§ WRITTEN PROBLEM
Copy all entries without alteration and skip the pictures they hold.

§ EXTRACTED ENTRIES
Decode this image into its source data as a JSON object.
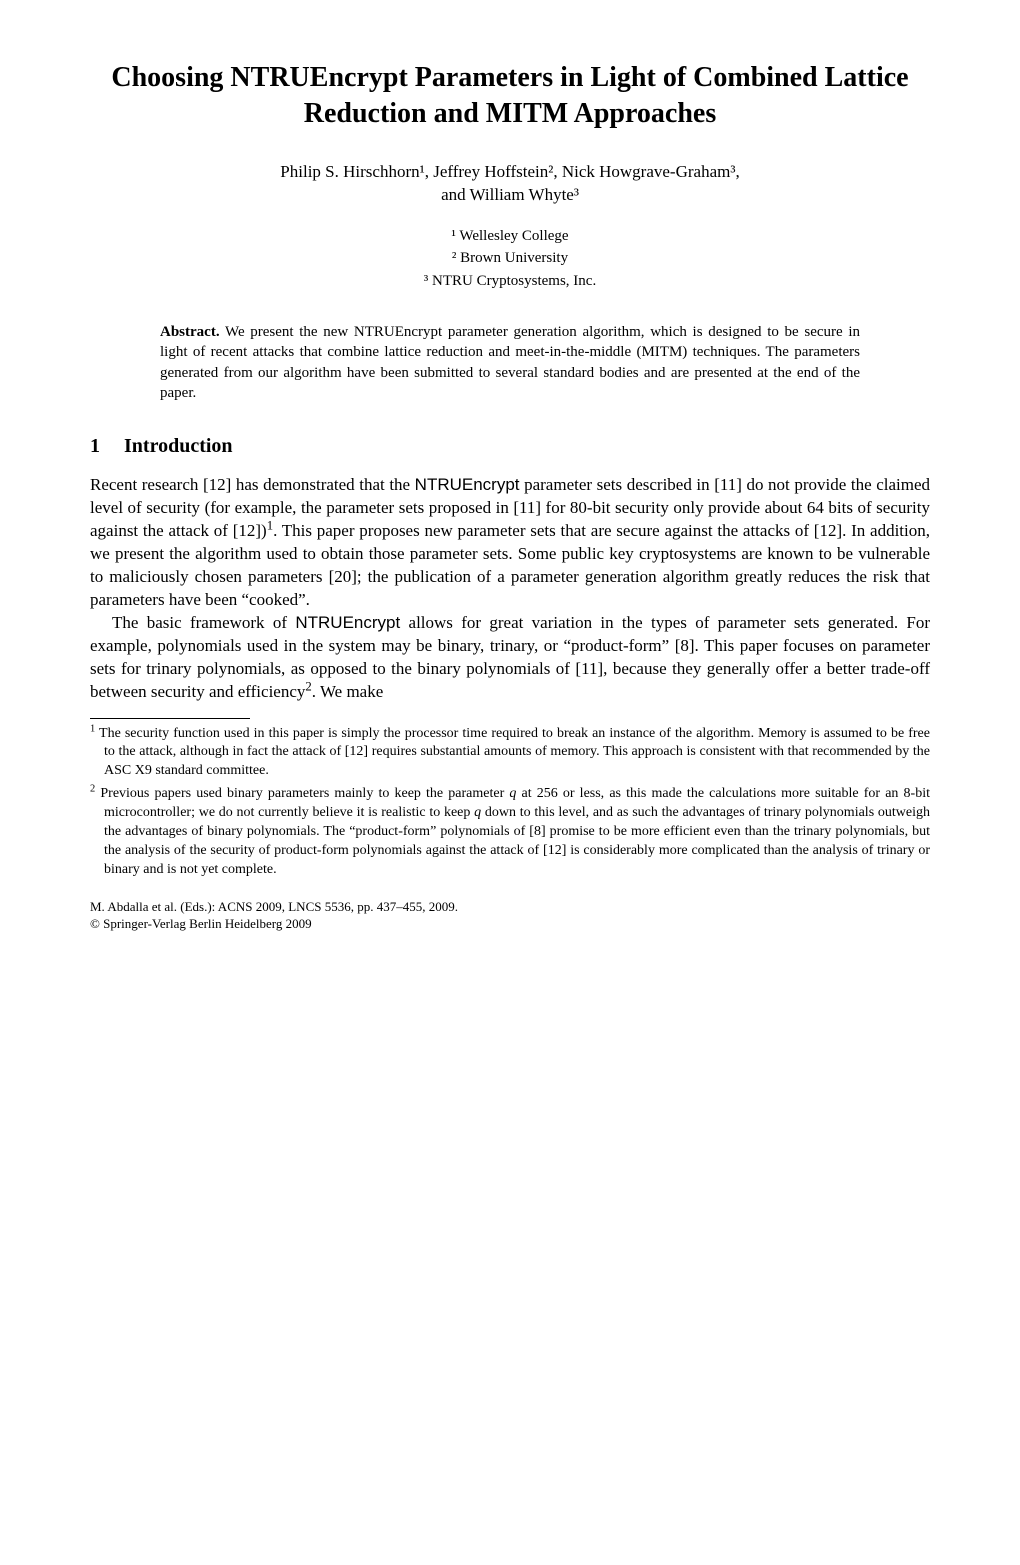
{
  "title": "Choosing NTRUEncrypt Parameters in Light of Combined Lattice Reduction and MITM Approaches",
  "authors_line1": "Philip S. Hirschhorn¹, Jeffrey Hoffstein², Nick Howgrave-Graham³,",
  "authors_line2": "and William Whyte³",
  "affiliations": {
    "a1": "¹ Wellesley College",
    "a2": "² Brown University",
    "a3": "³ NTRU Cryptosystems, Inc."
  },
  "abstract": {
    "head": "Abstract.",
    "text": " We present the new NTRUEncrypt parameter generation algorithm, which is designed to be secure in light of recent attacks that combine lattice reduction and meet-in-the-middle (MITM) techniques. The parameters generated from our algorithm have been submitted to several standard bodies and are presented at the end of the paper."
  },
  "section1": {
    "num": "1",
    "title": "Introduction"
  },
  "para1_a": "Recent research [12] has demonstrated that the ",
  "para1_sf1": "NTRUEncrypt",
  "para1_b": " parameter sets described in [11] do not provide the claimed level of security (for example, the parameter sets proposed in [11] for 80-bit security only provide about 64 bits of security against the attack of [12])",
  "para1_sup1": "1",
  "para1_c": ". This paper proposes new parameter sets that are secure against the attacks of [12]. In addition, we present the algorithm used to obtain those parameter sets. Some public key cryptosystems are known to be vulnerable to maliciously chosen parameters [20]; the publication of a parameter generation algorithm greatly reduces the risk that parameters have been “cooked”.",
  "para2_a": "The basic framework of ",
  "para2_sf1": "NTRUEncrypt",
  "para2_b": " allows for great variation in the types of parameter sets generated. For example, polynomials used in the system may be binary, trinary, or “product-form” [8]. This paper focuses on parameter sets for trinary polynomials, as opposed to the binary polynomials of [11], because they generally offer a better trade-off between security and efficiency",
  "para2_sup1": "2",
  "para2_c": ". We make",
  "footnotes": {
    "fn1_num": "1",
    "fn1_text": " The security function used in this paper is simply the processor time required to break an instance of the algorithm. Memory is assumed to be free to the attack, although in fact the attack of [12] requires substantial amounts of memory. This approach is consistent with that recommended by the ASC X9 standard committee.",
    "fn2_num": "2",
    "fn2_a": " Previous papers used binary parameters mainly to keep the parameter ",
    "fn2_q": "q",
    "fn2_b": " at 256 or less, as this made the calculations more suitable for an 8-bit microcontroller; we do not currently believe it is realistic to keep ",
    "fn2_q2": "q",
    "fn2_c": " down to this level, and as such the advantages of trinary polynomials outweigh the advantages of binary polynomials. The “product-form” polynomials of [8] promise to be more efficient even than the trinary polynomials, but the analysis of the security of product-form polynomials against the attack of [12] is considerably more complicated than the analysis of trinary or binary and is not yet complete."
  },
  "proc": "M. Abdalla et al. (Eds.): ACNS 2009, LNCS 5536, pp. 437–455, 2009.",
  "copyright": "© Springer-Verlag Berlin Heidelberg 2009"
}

§ SOLUTION
Decode this image into its source data as a JSON object.
{
  "title": "Choosing NTRUEncrypt Parameters in Light of Combined Lattice Reduction and MITM Approaches",
  "authors_line1": "Philip S. Hirschhorn¹, Jeffrey Hoffstein², Nick Howgrave-Graham³,",
  "authors_line2": "and William Whyte³",
  "affiliations": {
    "a1": "¹ Wellesley College",
    "a2": "² Brown University",
    "a3": "³ NTRU Cryptosystems, Inc."
  },
  "abstract": {
    "head": "Abstract.",
    "text": " We present the new NTRUEncrypt parameter generation algorithm, which is designed to be secure in light of recent attacks that combine lattice reduction and meet-in-the-middle (MITM) techniques. The parameters generated from our algorithm have been submitted to several standard bodies and are presented at the end of the paper."
  },
  "section1": {
    "num": "1",
    "title": "Introduction"
  },
  "para1_a": "Recent research [12] has demonstrated that the ",
  "para1_sf1": "NTRUEncrypt",
  "para1_b": " parameter sets described in [11] do not provide the claimed level of security (for example, the parameter sets proposed in [11] for 80-bit security only provide about 64 bits of security against the attack of [12])",
  "para1_sup1": "1",
  "para1_c": ". This paper proposes new parameter sets that are secure against the attacks of [12]. In addition, we present the algorithm used to obtain those parameter sets. Some public key cryptosystems are known to be vulnerable to maliciously chosen parameters [20]; the publication of a parameter generation algorithm greatly reduces the risk that parameters have been “cooked”.",
  "para2_a": "The basic framework of ",
  "para2_sf1": "NTRUEncrypt",
  "para2_b": " allows for great variation in the types of parameter sets generated. For example, polynomials used in the system may be binary, trinary, or “product-form” [8]. This paper focuses on parameter sets for trinary polynomials, as opposed to the binary polynomials of [11], because they generally offer a better trade-off between security and efficiency",
  "para2_sup1": "2",
  "para2_c": ". We make",
  "footnotes": {
    "fn1_num": "1",
    "fn1_text": " The security function used in this paper is simply the processor time required to break an instance of the algorithm. Memory is assumed to be free to the attack, although in fact the attack of [12] requires substantial amounts of memory. This approach is consistent with that recommended by the ASC X9 standard committee.",
    "fn2_num": "2",
    "fn2_a": " Previous papers used binary parameters mainly to keep the parameter ",
    "fn2_q": "q",
    "fn2_b": " at 256 or less, as this made the calculations more suitable for an 8-bit microcontroller; we do not currently believe it is realistic to keep ",
    "fn2_q2": "q",
    "fn2_c": " down to this level, and as such the advantages of trinary polynomials outweigh the advantages of binary polynomials. The “product-form” polynomials of [8] promise to be more efficient even than the trinary polynomials, but the analysis of the security of product-form polynomials against the attack of [12] is considerably more complicated than the analysis of trinary or binary and is not yet complete."
  },
  "proc": "M. Abdalla et al. (Eds.): ACNS 2009, LNCS 5536, pp. 437–455, 2009.",
  "copyright": "© Springer-Verlag Berlin Heidelberg 2009"
}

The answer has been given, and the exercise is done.